**DIRECTIONS FOR THIS TASK:** Print the full listing exactly.

(Extracted data entries)
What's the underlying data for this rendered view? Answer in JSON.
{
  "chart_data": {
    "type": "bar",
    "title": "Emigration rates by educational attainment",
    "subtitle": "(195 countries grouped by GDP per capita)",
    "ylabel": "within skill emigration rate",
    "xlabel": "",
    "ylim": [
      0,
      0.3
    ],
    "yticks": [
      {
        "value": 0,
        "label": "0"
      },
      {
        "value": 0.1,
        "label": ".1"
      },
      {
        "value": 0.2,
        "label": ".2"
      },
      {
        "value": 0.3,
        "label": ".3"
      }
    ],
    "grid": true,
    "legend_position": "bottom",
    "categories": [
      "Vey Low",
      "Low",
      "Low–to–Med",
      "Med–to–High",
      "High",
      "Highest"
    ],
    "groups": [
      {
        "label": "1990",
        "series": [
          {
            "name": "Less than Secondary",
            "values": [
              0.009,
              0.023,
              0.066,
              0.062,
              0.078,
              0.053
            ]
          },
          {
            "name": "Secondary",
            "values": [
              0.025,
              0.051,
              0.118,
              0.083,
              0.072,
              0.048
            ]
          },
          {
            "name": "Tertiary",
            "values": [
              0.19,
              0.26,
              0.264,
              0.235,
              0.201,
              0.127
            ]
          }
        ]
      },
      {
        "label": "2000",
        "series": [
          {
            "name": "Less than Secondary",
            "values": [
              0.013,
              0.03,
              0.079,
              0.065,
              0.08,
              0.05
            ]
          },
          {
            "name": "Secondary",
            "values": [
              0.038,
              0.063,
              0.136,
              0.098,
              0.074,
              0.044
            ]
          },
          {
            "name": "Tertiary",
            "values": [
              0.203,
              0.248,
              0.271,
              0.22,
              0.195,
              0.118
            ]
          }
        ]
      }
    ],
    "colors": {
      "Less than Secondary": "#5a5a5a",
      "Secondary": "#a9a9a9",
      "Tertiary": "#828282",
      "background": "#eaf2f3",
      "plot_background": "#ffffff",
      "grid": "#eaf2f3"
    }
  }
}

**ANSWER IN FULL:**
What's the underlying data for this rendered view? Answer in JSON.
{
  "chart_data": {
    "type": "bar",
    "title": "Emigration rates by educational attainment",
    "subtitle": "(195 countries grouped by GDP per capita)",
    "ylabel": "within skill emigration rate",
    "xlabel": "",
    "ylim": [
      0,
      0.3
    ],
    "yticks": [
      {
        "value": 0,
        "label": "0"
      },
      {
        "value": 0.1,
        "label": ".1"
      },
      {
        "value": 0.2,
        "label": ".2"
      },
      {
        "value": 0.3,
        "label": ".3"
      }
    ],
    "grid": true,
    "legend_position": "bottom",
    "categories": [
      "Vey Low",
      "Low",
      "Low–to–Med",
      "Med–to–High",
      "High",
      "Highest"
    ],
    "groups": [
      {
        "label": "1990",
        "series": [
          {
            "name": "Less than Secondary",
            "values": [
              0.009,
              0.023,
              0.066,
              0.062,
              0.078,
              0.053
            ]
          },
          {
            "name": "Secondary",
            "values": [
              0.025,
              0.051,
              0.118,
              0.083,
              0.072,
              0.048
            ]
          },
          {
            "name": "Tertiary",
            "values": [
              0.19,
              0.26,
              0.264,
              0.235,
              0.201,
              0.127
            ]
          }
        ]
      },
      {
        "label": "2000",
        "series": [
          {
            "name": "Less than Secondary",
            "values": [
              0.013,
              0.03,
              0.079,
              0.065,
              0.08,
              0.05
            ]
          },
          {
            "name": "Secondary",
            "values": [
              0.038,
              0.063,
              0.136,
              0.098,
              0.074,
              0.044
            ]
          },
          {
            "name": "Tertiary",
            "values": [
              0.203,
              0.248,
              0.271,
              0.22,
              0.195,
              0.118
            ]
          }
        ]
      }
    ],
    "colors": {
      "Less than Secondary": "#5a5a5a",
      "Secondary": "#a9a9a9",
      "Tertiary": "#828282",
      "background": "#eaf2f3",
      "plot_background": "#ffffff",
      "grid": "#eaf2f3"
    }
  }
}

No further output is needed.